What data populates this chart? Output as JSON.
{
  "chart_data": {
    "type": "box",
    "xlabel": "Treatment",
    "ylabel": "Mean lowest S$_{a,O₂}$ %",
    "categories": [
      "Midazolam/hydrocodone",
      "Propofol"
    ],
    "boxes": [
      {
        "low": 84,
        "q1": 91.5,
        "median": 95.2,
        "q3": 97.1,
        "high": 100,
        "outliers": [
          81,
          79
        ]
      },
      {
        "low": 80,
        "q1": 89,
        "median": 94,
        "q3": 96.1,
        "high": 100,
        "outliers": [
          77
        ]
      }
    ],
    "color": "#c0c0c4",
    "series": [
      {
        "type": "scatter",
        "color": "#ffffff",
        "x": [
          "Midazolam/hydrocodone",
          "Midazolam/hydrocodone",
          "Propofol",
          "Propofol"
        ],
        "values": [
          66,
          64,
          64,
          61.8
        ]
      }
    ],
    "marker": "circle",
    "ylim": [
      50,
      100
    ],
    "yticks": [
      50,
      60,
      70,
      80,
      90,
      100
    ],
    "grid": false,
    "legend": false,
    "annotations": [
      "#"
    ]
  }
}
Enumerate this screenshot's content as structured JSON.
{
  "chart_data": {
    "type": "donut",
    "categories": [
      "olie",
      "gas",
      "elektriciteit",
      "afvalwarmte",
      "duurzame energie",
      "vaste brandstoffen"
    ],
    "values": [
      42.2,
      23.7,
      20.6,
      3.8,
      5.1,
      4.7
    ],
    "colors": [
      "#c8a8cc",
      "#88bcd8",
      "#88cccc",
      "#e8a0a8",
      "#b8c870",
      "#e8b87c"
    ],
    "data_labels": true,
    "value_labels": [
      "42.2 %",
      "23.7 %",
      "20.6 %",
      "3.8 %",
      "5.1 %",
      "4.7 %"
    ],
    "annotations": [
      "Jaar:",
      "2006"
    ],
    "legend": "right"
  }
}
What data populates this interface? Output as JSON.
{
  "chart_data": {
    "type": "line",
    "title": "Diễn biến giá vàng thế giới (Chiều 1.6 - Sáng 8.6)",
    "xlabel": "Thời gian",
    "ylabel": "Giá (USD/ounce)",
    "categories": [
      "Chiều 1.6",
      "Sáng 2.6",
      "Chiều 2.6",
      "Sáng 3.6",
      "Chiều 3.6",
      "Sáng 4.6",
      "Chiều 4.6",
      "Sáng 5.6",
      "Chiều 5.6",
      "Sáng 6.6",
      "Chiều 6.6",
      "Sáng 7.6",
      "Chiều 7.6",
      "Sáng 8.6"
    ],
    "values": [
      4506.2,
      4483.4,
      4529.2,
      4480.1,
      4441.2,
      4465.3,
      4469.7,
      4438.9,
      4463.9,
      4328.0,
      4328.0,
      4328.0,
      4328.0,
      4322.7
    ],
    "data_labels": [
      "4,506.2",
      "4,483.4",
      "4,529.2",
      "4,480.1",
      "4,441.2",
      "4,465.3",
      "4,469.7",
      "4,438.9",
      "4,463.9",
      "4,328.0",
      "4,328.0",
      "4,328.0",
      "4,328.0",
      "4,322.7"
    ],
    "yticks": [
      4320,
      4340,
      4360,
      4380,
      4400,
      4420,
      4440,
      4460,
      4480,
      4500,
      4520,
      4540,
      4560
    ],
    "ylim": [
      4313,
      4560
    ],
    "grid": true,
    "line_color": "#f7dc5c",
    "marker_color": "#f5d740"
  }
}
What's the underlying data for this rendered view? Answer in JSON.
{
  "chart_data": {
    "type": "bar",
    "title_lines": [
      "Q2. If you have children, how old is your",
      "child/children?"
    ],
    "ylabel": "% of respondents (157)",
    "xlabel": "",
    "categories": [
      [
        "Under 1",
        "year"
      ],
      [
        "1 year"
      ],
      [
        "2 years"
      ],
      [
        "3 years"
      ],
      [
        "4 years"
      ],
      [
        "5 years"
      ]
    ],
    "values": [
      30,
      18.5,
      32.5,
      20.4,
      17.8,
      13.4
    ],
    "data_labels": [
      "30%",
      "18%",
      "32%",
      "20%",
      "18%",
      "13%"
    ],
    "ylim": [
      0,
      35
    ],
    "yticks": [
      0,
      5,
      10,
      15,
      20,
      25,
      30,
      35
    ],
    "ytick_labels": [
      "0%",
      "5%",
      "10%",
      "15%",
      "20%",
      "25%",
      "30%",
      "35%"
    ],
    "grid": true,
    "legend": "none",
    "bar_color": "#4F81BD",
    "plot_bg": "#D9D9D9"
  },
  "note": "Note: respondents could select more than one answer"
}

###

Repeat word for word every line from the one that holds "What's the underlying" to the end. Both ends count.

Solution for this problem →
What's the underlying data for this rendered view? Answer in JSON.
{
  "chart_data": {
    "type": "bar",
    "title_lines": [
      "Q2. If you have children, how old is your",
      "child/children?"
    ],
    "ylabel": "% of respondents (157)",
    "xlabel": "",
    "categories": [
      [
        "Under 1",
        "year"
      ],
      [
        "1 year"
      ],
      [
        "2 years"
      ],
      [
        "3 years"
      ],
      [
        "4 years"
      ],
      [
        "5 years"
      ]
    ],
    "values": [
      30,
      18.5,
      32.5,
      20.4,
      17.8,
      13.4
    ],
    "data_labels": [
      "30%",
      "18%",
      "32%",
      "20%",
      "18%",
      "13%"
    ],
    "ylim": [
      0,
      35
    ],
    "yticks": [
      0,
      5,
      10,
      15,
      20,
      25,
      30,
      35
    ],
    "ytick_labels": [
      "0%",
      "5%",
      "10%",
      "15%",
      "20%",
      "25%",
      "30%",
      "35%"
    ],
    "grid": true,
    "legend": "none",
    "bar_color": "#4F81BD",
    "plot_bg": "#D9D9D9"
  },
  "note": "Note: respondents could select more than one answer"
}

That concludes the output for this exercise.